» Short problem: Print all entries precisely as they are written.

» Record extracts:
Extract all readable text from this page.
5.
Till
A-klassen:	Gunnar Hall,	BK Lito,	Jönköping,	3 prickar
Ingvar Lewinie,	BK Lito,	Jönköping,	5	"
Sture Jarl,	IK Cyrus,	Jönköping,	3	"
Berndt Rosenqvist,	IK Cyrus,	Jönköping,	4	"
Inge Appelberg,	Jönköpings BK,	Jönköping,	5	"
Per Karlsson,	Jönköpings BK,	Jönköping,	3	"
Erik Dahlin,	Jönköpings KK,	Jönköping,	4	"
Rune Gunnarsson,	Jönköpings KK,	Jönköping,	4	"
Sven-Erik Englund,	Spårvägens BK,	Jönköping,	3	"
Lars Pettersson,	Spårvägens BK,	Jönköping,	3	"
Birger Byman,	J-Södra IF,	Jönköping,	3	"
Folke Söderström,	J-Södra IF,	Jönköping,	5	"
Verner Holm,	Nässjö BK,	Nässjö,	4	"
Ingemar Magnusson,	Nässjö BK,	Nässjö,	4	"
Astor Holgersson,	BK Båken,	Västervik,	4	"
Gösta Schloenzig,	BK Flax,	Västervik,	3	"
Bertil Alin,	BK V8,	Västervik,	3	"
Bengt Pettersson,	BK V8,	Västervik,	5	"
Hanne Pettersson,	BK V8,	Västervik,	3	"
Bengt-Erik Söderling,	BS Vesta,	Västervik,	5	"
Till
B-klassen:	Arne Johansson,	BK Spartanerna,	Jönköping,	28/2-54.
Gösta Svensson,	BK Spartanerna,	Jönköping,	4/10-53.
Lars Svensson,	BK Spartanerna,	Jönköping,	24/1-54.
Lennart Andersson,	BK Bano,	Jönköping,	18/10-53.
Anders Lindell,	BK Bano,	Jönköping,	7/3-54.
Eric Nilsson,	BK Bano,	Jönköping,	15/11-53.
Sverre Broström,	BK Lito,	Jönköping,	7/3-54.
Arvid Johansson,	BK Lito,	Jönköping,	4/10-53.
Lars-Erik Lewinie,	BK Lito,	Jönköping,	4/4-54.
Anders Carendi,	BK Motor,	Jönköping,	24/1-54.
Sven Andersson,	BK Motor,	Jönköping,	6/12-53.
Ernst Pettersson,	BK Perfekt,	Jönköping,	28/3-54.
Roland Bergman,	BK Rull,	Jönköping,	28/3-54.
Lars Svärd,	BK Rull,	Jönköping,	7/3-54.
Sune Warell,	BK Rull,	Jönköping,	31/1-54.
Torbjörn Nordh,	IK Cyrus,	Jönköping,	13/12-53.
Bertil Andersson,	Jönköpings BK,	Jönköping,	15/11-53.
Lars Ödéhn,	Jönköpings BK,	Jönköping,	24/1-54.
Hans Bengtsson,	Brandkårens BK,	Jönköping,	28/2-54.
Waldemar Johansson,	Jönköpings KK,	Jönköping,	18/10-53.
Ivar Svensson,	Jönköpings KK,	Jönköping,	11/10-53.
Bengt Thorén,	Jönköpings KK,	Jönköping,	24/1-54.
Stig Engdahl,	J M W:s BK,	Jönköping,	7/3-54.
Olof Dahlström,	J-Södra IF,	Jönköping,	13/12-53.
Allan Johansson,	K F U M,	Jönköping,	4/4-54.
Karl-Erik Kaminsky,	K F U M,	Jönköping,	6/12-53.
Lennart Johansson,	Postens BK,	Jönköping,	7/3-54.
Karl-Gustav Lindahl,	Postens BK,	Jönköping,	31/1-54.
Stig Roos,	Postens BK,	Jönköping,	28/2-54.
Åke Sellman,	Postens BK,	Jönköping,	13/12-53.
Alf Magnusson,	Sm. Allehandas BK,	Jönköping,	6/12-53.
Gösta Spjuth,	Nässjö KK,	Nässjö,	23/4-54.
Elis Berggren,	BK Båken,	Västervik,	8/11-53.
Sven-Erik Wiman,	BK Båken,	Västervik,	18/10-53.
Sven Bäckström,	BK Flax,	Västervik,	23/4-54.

» Output below:
Extract all readable text from this page.
5.
Till
A-klassen:	Gunnar Hall,	BK Lito,	Jönköping,	3 prickar
Ingvar Lewinie,	BK Lito,	Jönköping,	5	"
Sture Jarl,	IK Cyrus,	Jönköping,	3	"
Berndt Rosenqvist,	IK Cyrus,	Jönköping,	4	"
Inge Appelberg,	Jönköpings BK,	Jönköping,	5	"
Per Karlsson,	Jönköpings BK,	Jönköping,	3	"
Erik Dahlin,	Jönköpings KK,	Jönköping,	4	"
Rune Gunnarsson,	Jönköpings KK,	Jönköping,	4	"
Sven-Erik Englund,	Spårvägens BK,	Jönköping,	3	"
Lars Pettersson,	Spårvägens BK,	Jönköping,	3	"
Birger Byman,	J-Södra IF,	Jönköping,	3	"
Folke Söderström,	J-Södra IF,	Jönköping,	5	"
Verner Holm,	Nässjö BK,	Nässjö,	4	"
Ingemar Magnusson,	Nässjö BK,	Nässjö,	4	"
Astor Holgersson,	BK Båken,	Västervik,	4	"
Gösta Schloenzig,	BK Flax,	Västervik,	3	"
Bertil Alin,	BK V8,	Västervik,	3	"
Bengt Pettersson,	BK V8,	Västervik,	5	"
Hanne Pettersson,	BK V8,	Västervik,	3	"
Bengt-Erik Söderling,	BS Vesta,	Västervik,	5	"
Till
B-klassen:	Arne Johansson,	BK Spartanerna,	Jönköping,	28/2-54.
Gösta Svensson,	BK Spartanerna,	Jönköping,	4/10-53.
Lars Svensson,	BK Spartanerna,	Jönköping,	24/1-54.
Lennart Andersson,	BK Bano,	Jönköping,	18/10-53.
Anders Lindell,	BK Bano,	Jönköping,	7/3-54.
Eric Nilsson,	BK Bano,	Jönköping,	15/11-53.
Sverre Broström,	BK Lito,	Jönköping,	7/3-54.
Arvid Johansson,	BK Lito,	Jönköping,	4/10-53.
Lars-Erik Lewinie,	BK Lito,	Jönköping,	4/4-54.
Anders Carendi,	BK Motor,	Jönköping,	24/1-54.
Sven Andersson,	BK Motor,	Jönköping,	6/12-53.
Ernst Pettersson,	BK Perfekt,	Jönköping,	28/3-54.
Roland Bergman,	BK Rull,	Jönköping,	28/3-54.
Lars Svärd,	BK Rull,	Jönköping,	7/3-54.
Sune Warell,	BK Rull,	Jönköping,	31/1-54.
Torbjörn Nordh,	IK Cyrus,	Jönköping,	13/12-53.
Bertil Andersson,	Jönköpings BK,	Jönköping,	15/11-53.
Lars Ödéhn,	Jönköpings BK,	Jönköping,	24/1-54.
Hans Bengtsson,	Brandkårens BK,	Jönköping,	28/2-54.
Waldemar Johansson,	Jönköpings KK,	Jönköping,	18/10-53.
Ivar Svensson,	Jönköpings KK,	Jönköping,	11/10-53.
Bengt Thorén,	Jönköpings KK,	Jönköping,	24/1-54.
Stig Engdahl,	J M W:s BK,	Jönköping,	7/3-54.
Olof Dahlström,	J-Södra IF,	Jönköping,	13/12-53.
Allan Johansson,	K F U M,	Jönköping,	4/4-54.
Karl-Erik Kaminsky,	K F U M,	Jönköping,	6/12-53.
Lennart Johansson,	Postens BK,	Jönköping,	7/3-54.
Karl-Gustav Lindahl,	Postens BK,	Jönköping,	31/1-54.
Stig Roos,	Postens BK,	Jönköping,	28/2-54.
Åke Sellman,	Postens BK,	Jönköping,	13/12-53.
Alf Magnusson,	Sm. Allehandas BK,	Jönköping,	6/12-53.
Gösta Spjuth,	Nässjö KK,	Nässjö,	23/4-54.
Elis Berggren,	BK Båken,	Västervik,	8/11-53.
Sven-Erik Wiman,	BK Båken,	Västervik,	18/10-53.
Sven Bäckström,	BK Flax,	Västervik,	23/4-54.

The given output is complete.